What the task requires> Return the material word for word. Do not include the pictures.

* * * * *

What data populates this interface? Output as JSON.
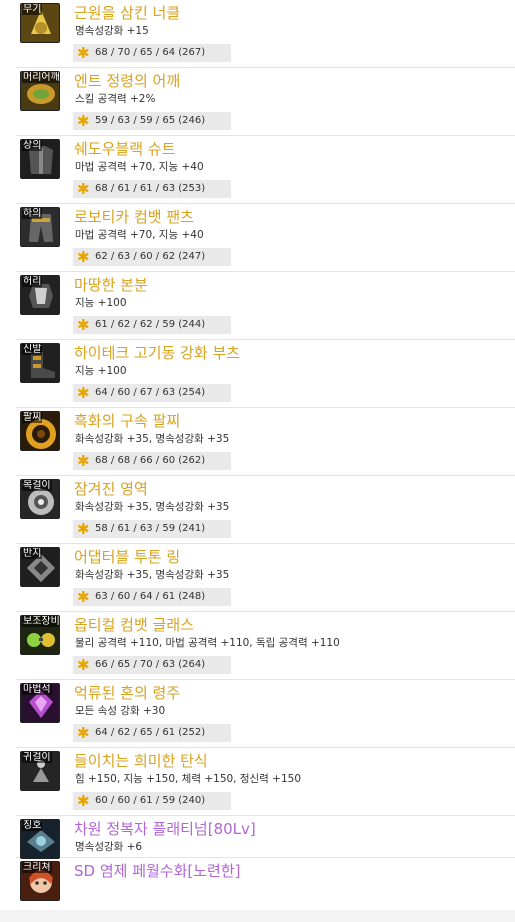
{
  "colors": {
    "unique": "#d9a21f",
    "epic": "#b266d6",
    "star": "#e8a400"
  },
  "items": [
    {
      "slot": "무기",
      "name": "근원을 삼킨 너클",
      "option": "명속성강화 +15",
      "stats": "68 / 70 / 65 / 64 (267)",
      "icon": "knuckle-icon",
      "bg": "#6b5416",
      "fg": "#e8c94a"
    },
    {
      "slot": "머리어깨",
      "name": "엔트 정령의 어깨",
      "option": "스킬 공격력 +2%",
      "stats": "59 / 63 / 59 / 65 (246)",
      "icon": "shoulder-icon",
      "bg": "#5a4b1a",
      "fg": "#6fa53a"
    },
    {
      "slot": "상의",
      "name": "쉐도우블랙 슈트",
      "option": "마법 공격력 +70, 지능 +40",
      "stats": "68 / 61 / 61 / 63 (253)",
      "icon": "top-armor-icon",
      "bg": "#2a2a2a",
      "fg": "#777777"
    },
    {
      "slot": "하의",
      "name": "로보티카 컴뱃 팬츠",
      "option": "마법 공격력 +70, 지능 +40",
      "stats": "62 / 63 / 60 / 62 (247)",
      "icon": "pants-icon",
      "bg": "#3a3a3a",
      "fg": "#c9a43a"
    },
    {
      "slot": "허리",
      "name": "마땅한 본분",
      "option": "지능 +100",
      "stats": "61 / 62 / 62 / 59 (244)",
      "icon": "belt-icon",
      "bg": "#2e2e2e",
      "fg": "#cfcfcf"
    },
    {
      "slot": "신발",
      "name": "하이테크 고기동 강화 부츠",
      "option": "지능 +100",
      "stats": "64 / 60 / 67 / 63 (254)",
      "icon": "boots-icon",
      "bg": "#2b2b2b",
      "fg": "#c99a2a"
    },
    {
      "slot": "팔찌",
      "name": "흑화의 구속 팔찌",
      "option": "화속성강화 +35, 명속성강화 +35",
      "stats": "68 / 68 / 66 / 60 (262)",
      "icon": "bracelet-icon",
      "bg": "#3d2a10",
      "fg": "#e0a020"
    },
    {
      "slot": "목걸이",
      "name": "잠겨진 영역",
      "option": "화속성강화 +35, 명속성강화 +35",
      "stats": "58 / 61 / 63 / 59 (241)",
      "icon": "necklace-icon",
      "bg": "#333333",
      "fg": "#dddddd"
    },
    {
      "slot": "반지",
      "name": "어댑터블 투톤 링",
      "option": "화속성강화 +35, 명속성강화 +35",
      "stats": "63 / 60 / 64 / 61 (248)",
      "icon": "ring-icon",
      "bg": "#2c2c2c",
      "fg": "#bbbbbb"
    },
    {
      "slot": "보조장비",
      "name": "옵티컬 컴뱃 글래스",
      "option": "물리 공격력 +110, 마법 공격력 +110, 독립 공격력 +110",
      "stats": "66 / 65 / 70 / 63 (264)",
      "icon": "glasses-icon",
      "bg": "#2f3a1c",
      "fg": "#8fd040"
    },
    {
      "slot": "마법석",
      "name": "억류된 혼의 령주",
      "option": "모든 속성 강화 +30",
      "stats": "64 / 62 / 65 / 61 (252)",
      "icon": "magic-stone-icon",
      "bg": "#3a1840",
      "fg": "#b84fd0"
    },
    {
      "slot": "귀걸이",
      "name": "들이치는 희미한 탄식",
      "option": "힘 +150, 지능 +150, 체력 +150, 정신력 +150",
      "stats": "60 / 60 / 61 / 59 (240)",
      "icon": "earring-icon",
      "bg": "#333333",
      "fg": "#cccccc"
    },
    {
      "slot": "칭호",
      "name": "차원 정복자 플래티넘[80Lv]",
      "option": "명속성강화 +6",
      "stats": "",
      "icon": "title-icon",
      "bg": "#1f2f3a",
      "fg": "#9ad0e0"
    },
    {
      "slot": "크리쳐",
      "name": "SD 염제 페월수화[노련한]",
      "option": "",
      "stats": "",
      "icon": "creature-icon",
      "bg": "#5a2a18",
      "fg": "#e07040"
    }
  ]
}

* * * * *

Finished answer>
What data populates this interface? Output as JSON.
{
  "colors": {
    "unique": "#d9a21f",
    "epic": "#b266d6",
    "star": "#e8a400"
  },
  "items": [
    {
      "slot": "무기",
      "name": "근원을 삼킨 너클",
      "option": "명속성강화 +15",
      "stats": "68 / 70 / 65 / 64 (267)",
      "icon": "knuckle-icon",
      "bg": "#6b5416",
      "fg": "#e8c94a"
    },
    {
      "slot": "머리어깨",
      "name": "엔트 정령의 어깨",
      "option": "스킬 공격력 +2%",
      "stats": "59 / 63 / 59 / 65 (246)",
      "icon": "shoulder-icon",
      "bg": "#5a4b1a",
      "fg": "#6fa53a"
    },
    {
      "slot": "상의",
      "name": "쉐도우블랙 슈트",
      "option": "마법 공격력 +70, 지능 +40",
      "stats": "68 / 61 / 61 / 63 (253)",
      "icon": "top-armor-icon",
      "bg": "#2a2a2a",
      "fg": "#777777"
    },
    {
      "slot": "하의",
      "name": "로보티카 컴뱃 팬츠",
      "option": "마법 공격력 +70, 지능 +40",
      "stats": "62 / 63 / 60 / 62 (247)",
      "icon": "pants-icon",
      "bg": "#3a3a3a",
      "fg": "#c9a43a"
    },
    {
      "slot": "허리",
      "name": "마땅한 본분",
      "option": "지능 +100",
      "stats": "61 / 62 / 62 / 59 (244)",
      "icon": "belt-icon",
      "bg": "#2e2e2e",
      "fg": "#cfcfcf"
    },
    {
      "slot": "신발",
      "name": "하이테크 고기동 강화 부츠",
      "option": "지능 +100",
      "stats": "64 / 60 / 67 / 63 (254)",
      "icon": "boots-icon",
      "bg": "#2b2b2b",
      "fg": "#c99a2a"
    },
    {
      "slot": "팔찌",
      "name": "흑화의 구속 팔찌",
      "option": "화속성강화 +35, 명속성강화 +35",
      "stats": "68 / 68 / 66 / 60 (262)",
      "icon": "bracelet-icon",
      "bg": "#3d2a10",
      "fg": "#e0a020"
    },
    {
      "slot": "목걸이",
      "name": "잠겨진 영역",
      "option": "화속성강화 +35, 명속성강화 +35",
      "stats": "58 / 61 / 63 / 59 (241)",
      "icon": "necklace-icon",
      "bg": "#333333",
      "fg": "#dddddd"
    },
    {
      "slot": "반지",
      "name": "어댑터블 투톤 링",
      "option": "화속성강화 +35, 명속성강화 +35",
      "stats": "63 / 60 / 64 / 61 (248)",
      "icon": "ring-icon",
      "bg": "#2c2c2c",
      "fg": "#bbbbbb"
    },
    {
      "slot": "보조장비",
      "name": "옵티컬 컴뱃 글래스",
      "option": "물리 공격력 +110, 마법 공격력 +110, 독립 공격력 +110",
      "stats": "66 / 65 / 70 / 63 (264)",
      "icon": "glasses-icon",
      "bg": "#2f3a1c",
      "fg": "#8fd040"
    },
    {
      "slot": "마법석",
      "name": "억류된 혼의 령주",
      "option": "모든 속성 강화 +30",
      "stats": "64 / 62 / 65 / 61 (252)",
      "icon": "magic-stone-icon",
      "bg": "#3a1840",
      "fg": "#b84fd0"
    },
    {
      "slot": "귀걸이",
      "name": "들이치는 희미한 탄식",
      "option": "힘 +150, 지능 +150, 체력 +150, 정신력 +150",
      "stats": "60 / 60 / 61 / 59 (240)",
      "icon": "earring-icon",
      "bg": "#333333",
      "fg": "#cccccc"
    },
    {
      "slot": "칭호",
      "name": "차원 정복자 플래티넘[80Lv]",
      "option": "명속성강화 +6",
      "stats": "",
      "icon": "title-icon",
      "bg": "#1f2f3a",
      "fg": "#9ad0e0"
    },
    {
      "slot": "크리쳐",
      "name": "SD 염제 페월수화[노련한]",
      "option": "",
      "stats": "",
      "icon": "creature-icon",
      "bg": "#5a2a18",
      "fg": "#e07040"
    }
  ]
}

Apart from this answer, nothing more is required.